[BEGIN Provided records]

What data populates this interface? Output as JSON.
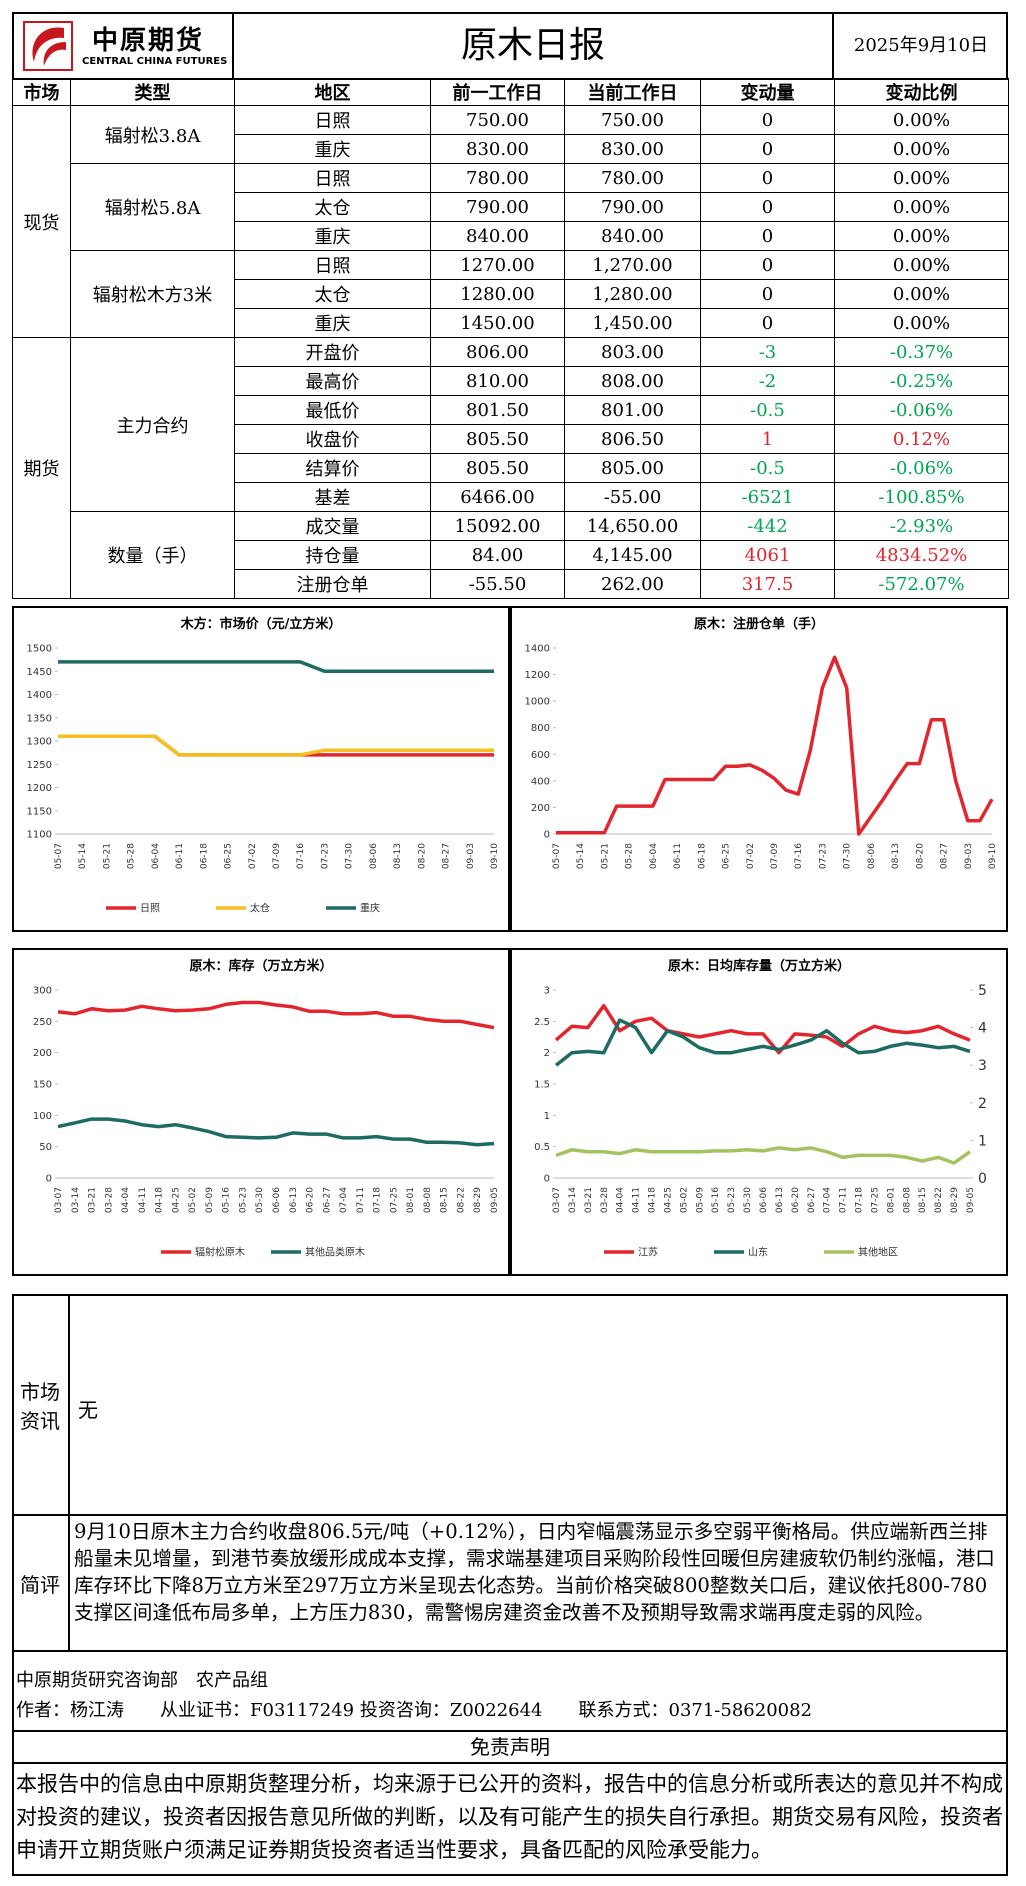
{
  "header": {
    "logo_cn": "中原期货",
    "logo_en": "CENTRAL CHINA FUTURES",
    "title": "原木日报",
    "date": "2025年9月10日"
  },
  "table": {
    "columns": [
      "市场",
      "类型",
      "地区",
      "前一工作日",
      "当前工作日",
      "变动量",
      "变动比例"
    ],
    "markets": [
      {
        "name": "现货",
        "groups": [
          {
            "name": "辐射松3.8A",
            "rows": [
              {
                "cells": [
                  "日照",
                  "750.00",
                  "750.00",
                  "0",
                  "0.00%"
                ]
              },
              {
                "cells": [
                  "重庆",
                  "830.00",
                  "830.00",
                  "0",
                  "0.00%"
                ]
              }
            ]
          },
          {
            "name": "辐射松5.8A",
            "rows": [
              {
                "cells": [
                  "日照",
                  "780.00",
                  "780.00",
                  "0",
                  "0.00%"
                ]
              },
              {
                "cells": [
                  "太仓",
                  "790.00",
                  "790.00",
                  "0",
                  "0.00%"
                ]
              },
              {
                "cells": [
                  "重庆",
                  "840.00",
                  "840.00",
                  "0",
                  "0.00%"
                ]
              }
            ]
          },
          {
            "name": "辐射松木方3米",
            "rows": [
              {
                "cells": [
                  "日照",
                  "1270.00",
                  "1,270.00",
                  "0",
                  "0.00%"
                ]
              },
              {
                "cells": [
                  "太仓",
                  "1280.00",
                  "1,280.00",
                  "0",
                  "0.00%"
                ]
              },
              {
                "cells": [
                  "重庆",
                  "1450.00",
                  "1,450.00",
                  "0",
                  "0.00%"
                ]
              }
            ]
          }
        ]
      },
      {
        "name": "期货",
        "groups": [
          {
            "name": "主力合约",
            "rows": [
              {
                "cells": [
                  "开盘价",
                  "806.00",
                  "803.00",
                  "-3",
                  "-0.37%"
                ],
                "colors": [
                  "#00a651",
                  "#00a651"
                ]
              },
              {
                "cells": [
                  "最高价",
                  "810.00",
                  "808.00",
                  "-2",
                  "-0.25%"
                ],
                "colors": [
                  "#00a651",
                  "#00a651"
                ]
              },
              {
                "cells": [
                  "最低价",
                  "801.50",
                  "801.00",
                  "-0.5",
                  "-0.06%"
                ],
                "colors": [
                  "#00a651",
                  "#00a651"
                ]
              },
              {
                "cells": [
                  "收盘价",
                  "805.50",
                  "806.50",
                  "1",
                  "0.12%"
                ],
                "colors": [
                  "#e3262d",
                  "#e3262d"
                ]
              },
              {
                "cells": [
                  "结算价",
                  "805.50",
                  "805.00",
                  "-0.5",
                  "-0.06%"
                ],
                "colors": [
                  "#00a651",
                  "#00a651"
                ]
              },
              {
                "cells": [
                  "基差",
                  "6466.00",
                  "-55.00",
                  "-6521",
                  "-100.85%"
                ],
                "colors": [
                  "#00a651",
                  "#00a651"
                ]
              }
            ]
          },
          {
            "name": "数量（手）",
            "rows": [
              {
                "cells": [
                  "成交量",
                  "15092.00",
                  "14,650.00",
                  "-442",
                  "-2.93%"
                ],
                "colors": [
                  "#00a651",
                  "#00a651"
                ]
              },
              {
                "cells": [
                  "持仓量",
                  "84.00",
                  "4,145.00",
                  "4061",
                  "4834.52%"
                ],
                "colors": [
                  "#e3262d",
                  "#e3262d"
                ]
              },
              {
                "cells": [
                  "注册仓单",
                  "-55.50",
                  "262.00",
                  "317.5",
                  "-572.07%"
                ],
                "colors": [
                  "#e3262d",
                  "#00a651"
                ]
              }
            ]
          }
        ]
      }
    ]
  },
  "chart_data": [
    {
      "type": "line",
      "title": "木方：市场价（元/立方米）",
      "categories": [
        "05-07",
        "05-14",
        "05-21",
        "05-28",
        "06-04",
        "06-11",
        "06-18",
        "06-25",
        "07-02",
        "07-09",
        "07-16",
        "07-23",
        "07-30",
        "08-06",
        "08-13",
        "08-20",
        "08-27",
        "09-03",
        "09-10"
      ],
      "series": [
        {
          "name": "日照",
          "color": "#e3262d",
          "values": [
            1310,
            1310,
            1310,
            1310,
            1310,
            1270,
            1270,
            1270,
            1270,
            1270,
            1270,
            1270,
            1270,
            1270,
            1270,
            1270,
            1270,
            1270,
            1270
          ]
        },
        {
          "name": "太仓",
          "color": "#f5c022",
          "values": [
            1310,
            1310,
            1310,
            1310,
            1310,
            1270,
            1270,
            1270,
            1270,
            1270,
            1270,
            1280,
            1280,
            1280,
            1280,
            1280,
            1280,
            1280,
            1280
          ]
        },
        {
          "name": "重庆",
          "color": "#1e6b63",
          "values": [
            1470,
            1470,
            1470,
            1470,
            1470,
            1470,
            1470,
            1470,
            1470,
            1470,
            1470,
            1450,
            1450,
            1450,
            1450,
            1450,
            1450,
            1450,
            1450
          ]
        }
      ],
      "ylim": [
        1100,
        1500
      ],
      "yticks": [
        1100,
        1150,
        1200,
        1250,
        1300,
        1350,
        1400,
        1450,
        1500
      ]
    },
    {
      "type": "line",
      "title": "原木：注册仓单（手）",
      "categories": [
        "05-07",
        null,
        "05-14",
        null,
        "05-21",
        null,
        "05-28",
        null,
        "06-04",
        null,
        "06-11",
        null,
        "06-18",
        null,
        "06-25",
        null,
        "07-02",
        null,
        "07-09",
        null,
        "07-16",
        null,
        "07-23",
        null,
        "07-30",
        null,
        "08-06",
        null,
        "08-13",
        null,
        "08-20",
        null,
        "08-27",
        null,
        "09-03",
        null,
        "09-10"
      ],
      "color": "#e3262d",
      "values": [
        10,
        10,
        10,
        10,
        10,
        210,
        210,
        210,
        210,
        410,
        410,
        410,
        410,
        410,
        510,
        510,
        520,
        480,
        420,
        330,
        300,
        630,
        1100,
        1330,
        1100,
        0,
        130,
        260,
        400,
        530,
        530,
        860,
        860,
        400,
        100,
        100,
        262
      ],
      "ylim": [
        0,
        1400
      ],
      "yticks": [
        0,
        200,
        400,
        600,
        800,
        1000,
        1200,
        1400
      ]
    },
    {
      "type": "line",
      "title": "原木：库存（万立方米）",
      "categories": [
        "03-07",
        "03-14",
        "03-21",
        "03-28",
        "04-04",
        "04-11",
        "04-18",
        "04-25",
        "05-02",
        "05-09",
        "05-16",
        "05-23",
        "05-30",
        "06-06",
        "06-13",
        "06-20",
        "06-27",
        "07-04",
        "07-11",
        "07-18",
        "07-25",
        "08-01",
        "08-08",
        "08-15",
        "08-22",
        "08-29",
        "09-05"
      ],
      "series": [
        {
          "name": "辐射松原木",
          "color": "#e3262d",
          "values": [
            265,
            262,
            270,
            267,
            268,
            274,
            270,
            267,
            268,
            270,
            277,
            280,
            280,
            276,
            273,
            266,
            266,
            262,
            262,
            264,
            258,
            258,
            253,
            250,
            250,
            245,
            240
          ]
        },
        {
          "name": "其他品类原木",
          "color": "#1e6b63",
          "values": [
            82,
            88,
            94,
            94,
            91,
            85,
            82,
            85,
            80,
            74,
            66,
            65,
            64,
            65,
            72,
            70,
            70,
            64,
            64,
            66,
            62,
            62,
            57,
            57,
            56,
            53,
            55
          ]
        }
      ],
      "ylim": [
        0,
        300
      ],
      "yticks": [
        0,
        50,
        100,
        150,
        200,
        250,
        300
      ]
    },
    {
      "type": "line",
      "title": "原木：日均库存量（万立方米）",
      "categories": [
        "03-07",
        "03-14",
        "03-21",
        "03-28",
        "04-04",
        "04-11",
        "04-18",
        "04-25",
        "05-02",
        "05-09",
        "05-16",
        "05-23",
        "05-30",
        "06-06",
        "06-13",
        "06-20",
        "06-27",
        "07-04",
        "07-11",
        "07-18",
        "07-25",
        "08-01",
        "08-08",
        "08-15",
        "08-22",
        "08-29",
        "09-05"
      ],
      "series": [
        {
          "name": "江苏",
          "color": "#e3262d",
          "values": [
            2.2,
            2.42,
            2.4,
            2.75,
            2.35,
            2.5,
            2.55,
            2.35,
            2.3,
            2.25,
            2.3,
            2.35,
            2.3,
            2.3,
            2.0,
            2.3,
            2.28,
            2.25,
            2.1,
            2.3,
            2.42,
            2.35,
            2.32,
            2.35,
            2.42,
            2.3,
            2.2
          ]
        },
        {
          "name": "山东",
          "color": "#1e6b63",
          "values": [
            1.8,
            2.0,
            2.02,
            2.0,
            2.52,
            2.4,
            2.0,
            2.35,
            2.25,
            2.08,
            2.0,
            2.0,
            2.05,
            2.1,
            2.05,
            2.12,
            2.2,
            2.35,
            2.15,
            2.0,
            2.02,
            2.1,
            2.15,
            2.12,
            2.08,
            2.1,
            2.02
          ]
        },
        {
          "name": "其他地区",
          "color": "#a5c261",
          "axis": "y2",
          "values": [
            0.6,
            0.75,
            0.7,
            0.7,
            0.65,
            0.75,
            0.7,
            0.7,
            0.7,
            0.7,
            0.72,
            0.72,
            0.75,
            0.72,
            0.8,
            0.75,
            0.8,
            0.7,
            0.55,
            0.6,
            0.6,
            0.6,
            0.55,
            0.45,
            0.55,
            0.4,
            0.7
          ]
        }
      ],
      "ylim": [
        0,
        3
      ],
      "yticks": [
        0,
        0.5,
        1,
        1.5,
        2,
        2.5,
        3
      ],
      "y2lim": [
        0,
        5
      ],
      "y2ticks": [
        0,
        1,
        2,
        3,
        4,
        5
      ]
    }
  ],
  "news": {
    "label": "市场资讯",
    "text": "无"
  },
  "comment": {
    "label": "简评",
    "text": "9月10日原木主力合约收盘806.5元/吨（+0.12%），日内窄幅震荡显示多空弱平衡格局。供应端新西兰排船量未见增量，到港节奏放缓形成成本支撑，需求端基建项目采购阶段性回暖但房建疲软仍制约涨幅，港口库存环比下降8万立方米至297万立方米呈现去化态势。当前价格突破800整数关口后，建议依托800-780支撑区间逢低布局多单，上方压力830，需警惕房建资金改善不及预期导致需求端再度走弱的风险。"
  },
  "footer": {
    "dept": "中原期货研究咨询部　农产品组",
    "author": "作者：杨江涛　　从业证书：F03117249 投资咨询：Z0022644　　联系方式：0371-58620082"
  },
  "disclaimer": {
    "title": "免责声明",
    "text": "本报告中的信息由中原期货整理分析，均来源于已公开的资料，报告中的信息分析或所表达的意见并不构成对投资的建议，投资者因报告意见所做的判断，以及有可能产生的损失自行承担。期货交易有风险，投资者申请开立期货账户须满足证券期货投资者适当性要求，具备匹配的风险承受能力。"
  }
}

[END Provided records]

__Aim__.
Provide the number of lines in these entries that hold the word "title", without any accompanying text.

__Task output__.
6